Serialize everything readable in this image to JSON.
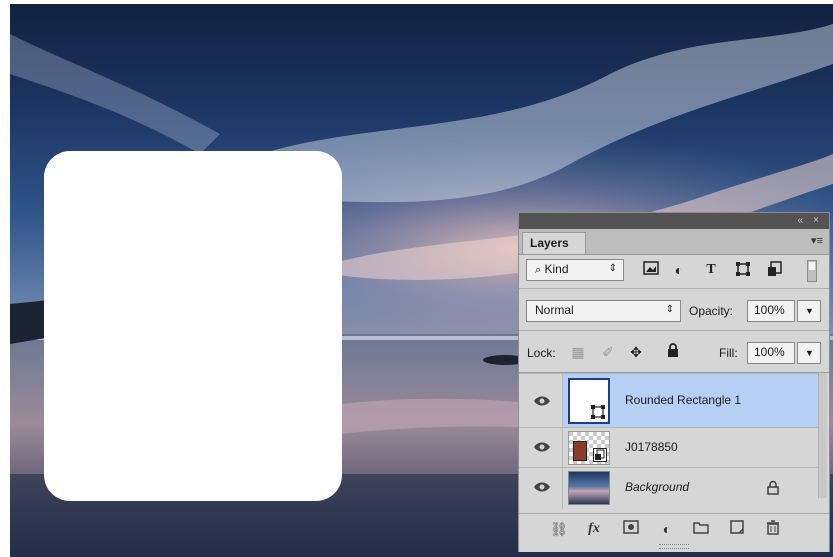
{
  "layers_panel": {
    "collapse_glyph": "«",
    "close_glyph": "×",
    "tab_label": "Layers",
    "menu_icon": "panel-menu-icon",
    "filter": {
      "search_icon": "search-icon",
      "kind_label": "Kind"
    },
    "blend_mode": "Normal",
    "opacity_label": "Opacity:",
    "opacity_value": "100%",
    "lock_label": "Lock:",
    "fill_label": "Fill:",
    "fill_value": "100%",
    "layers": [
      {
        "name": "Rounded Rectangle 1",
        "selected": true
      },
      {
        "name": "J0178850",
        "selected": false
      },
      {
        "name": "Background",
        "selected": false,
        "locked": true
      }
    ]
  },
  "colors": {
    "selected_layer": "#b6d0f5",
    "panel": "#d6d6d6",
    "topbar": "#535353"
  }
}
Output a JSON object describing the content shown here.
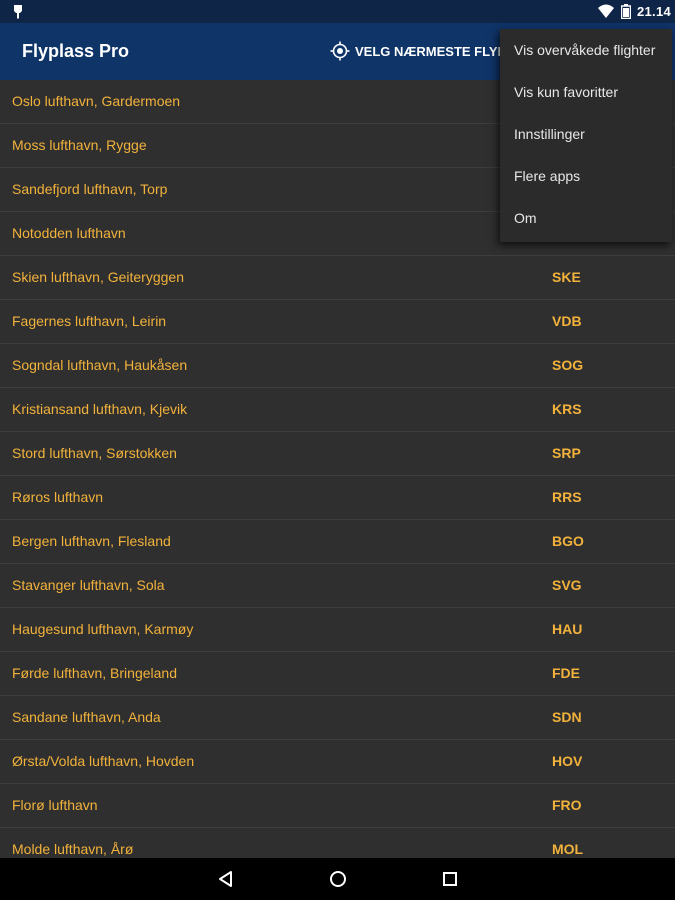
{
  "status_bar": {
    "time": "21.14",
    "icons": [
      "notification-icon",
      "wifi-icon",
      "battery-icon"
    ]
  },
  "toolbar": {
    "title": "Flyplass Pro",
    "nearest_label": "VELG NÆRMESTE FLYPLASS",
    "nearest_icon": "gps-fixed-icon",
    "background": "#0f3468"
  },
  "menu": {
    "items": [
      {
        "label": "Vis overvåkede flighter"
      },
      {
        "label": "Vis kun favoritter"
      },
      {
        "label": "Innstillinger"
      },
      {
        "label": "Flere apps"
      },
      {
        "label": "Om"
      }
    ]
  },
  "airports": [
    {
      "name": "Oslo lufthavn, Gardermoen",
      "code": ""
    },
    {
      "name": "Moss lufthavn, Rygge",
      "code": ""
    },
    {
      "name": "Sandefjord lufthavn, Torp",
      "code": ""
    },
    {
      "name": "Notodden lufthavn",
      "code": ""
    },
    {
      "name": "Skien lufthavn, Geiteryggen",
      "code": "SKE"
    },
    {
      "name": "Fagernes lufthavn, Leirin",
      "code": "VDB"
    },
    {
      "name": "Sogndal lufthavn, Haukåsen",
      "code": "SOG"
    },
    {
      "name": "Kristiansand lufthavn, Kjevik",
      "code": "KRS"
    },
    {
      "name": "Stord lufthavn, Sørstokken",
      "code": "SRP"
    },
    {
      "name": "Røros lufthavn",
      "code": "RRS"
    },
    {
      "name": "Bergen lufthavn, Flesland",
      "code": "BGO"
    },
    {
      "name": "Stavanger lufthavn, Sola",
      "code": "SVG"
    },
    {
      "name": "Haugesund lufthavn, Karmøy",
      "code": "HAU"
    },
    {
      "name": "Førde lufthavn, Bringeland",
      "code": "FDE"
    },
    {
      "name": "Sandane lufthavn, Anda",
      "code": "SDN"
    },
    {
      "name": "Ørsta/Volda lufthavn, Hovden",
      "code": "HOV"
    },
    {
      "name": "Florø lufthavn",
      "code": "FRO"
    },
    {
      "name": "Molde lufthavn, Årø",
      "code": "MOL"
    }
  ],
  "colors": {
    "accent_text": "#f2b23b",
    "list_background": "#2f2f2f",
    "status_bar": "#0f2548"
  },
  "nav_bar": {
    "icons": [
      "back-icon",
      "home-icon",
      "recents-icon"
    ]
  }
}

-*-*-

§ **Task directions**: Repeat each record exactly, with the pictures left out.

§ **Response**:
Serialize everything readable in this image to JSON.
{
  "layers_panel": {
    "collapse_glyph": "«",
    "close_glyph": "×",
    "tab_label": "Layers",
    "menu_icon": "panel-menu-icon",
    "filter": {
      "search_icon": "search-icon",
      "kind_label": "Kind"
    },
    "blend_mode": "Normal",
    "opacity_label": "Opacity:",
    "opacity_value": "100%",
    "lock_label": "Lock:",
    "fill_label": "Fill:",
    "fill_value": "100%",
    "layers": [
      {
        "name": "Rounded Rectangle 1",
        "selected": true
      },
      {
        "name": "J0178850",
        "selected": false
      },
      {
        "name": "Background",
        "selected": false,
        "locked": true
      }
    ]
  },
  "colors": {
    "selected_layer": "#b6d0f5",
    "panel": "#d6d6d6",
    "topbar": "#535353"
  }
}
Output a JSON object describing the content shown here.
{
  "status_bar": {
    "time": "21.14",
    "icons": [
      "notification-icon",
      "wifi-icon",
      "battery-icon"
    ]
  },
  "toolbar": {
    "title": "Flyplass Pro",
    "nearest_label": "VELG NÆRMESTE FLYPLASS",
    "nearest_icon": "gps-fixed-icon",
    "background": "#0f3468"
  },
  "menu": {
    "items": [
      {
        "label": "Vis overvåkede flighter"
      },
      {
        "label": "Vis kun favoritter"
      },
      {
        "label": "Innstillinger"
      },
      {
        "label": "Flere apps"
      },
      {
        "label": "Om"
      }
    ]
  },
  "airports": [
    {
      "name": "Oslo lufthavn, Gardermoen",
      "code": ""
    },
    {
      "name": "Moss lufthavn, Rygge",
      "code": ""
    },
    {
      "name": "Sandefjord lufthavn, Torp",
      "code": ""
    },
    {
      "name": "Notodden lufthavn",
      "code": ""
    },
    {
      "name": "Skien lufthavn, Geiteryggen",
      "code": "SKE"
    },
    {
      "name": "Fagernes lufthavn, Leirin",
      "code": "VDB"
    },
    {
      "name": "Sogndal lufthavn, Haukåsen",
      "code": "SOG"
    },
    {
      "name": "Kristiansand lufthavn, Kjevik",
      "code": "KRS"
    },
    {
      "name": "Stord lufthavn, Sørstokken",
      "code": "SRP"
    },
    {
      "name": "Røros lufthavn",
      "code": "RRS"
    },
    {
      "name": "Bergen lufthavn, Flesland",
      "code": "BGO"
    },
    {
      "name": "Stavanger lufthavn, Sola",
      "code": "SVG"
    },
    {
      "name": "Haugesund lufthavn, Karmøy",
      "code": "HAU"
    },
    {
      "name": "Førde lufthavn, Bringeland",
      "code": "FDE"
    },
    {
      "name": "Sandane lufthavn, Anda",
      "code": "SDN"
    },
    {
      "name": "Ørsta/Volda lufthavn, Hovden",
      "code": "HOV"
    },
    {
      "name": "Florø lufthavn",
      "code": "FRO"
    },
    {
      "name": "Molde lufthavn, Årø",
      "code": "MOL"
    }
  ],
  "colors": {
    "accent_text": "#f2b23b",
    "list_background": "#2f2f2f",
    "status_bar": "#0f2548"
  },
  "nav_bar": {
    "icons": [
      "back-icon",
      "home-icon",
      "recents-icon"
    ]
  }
}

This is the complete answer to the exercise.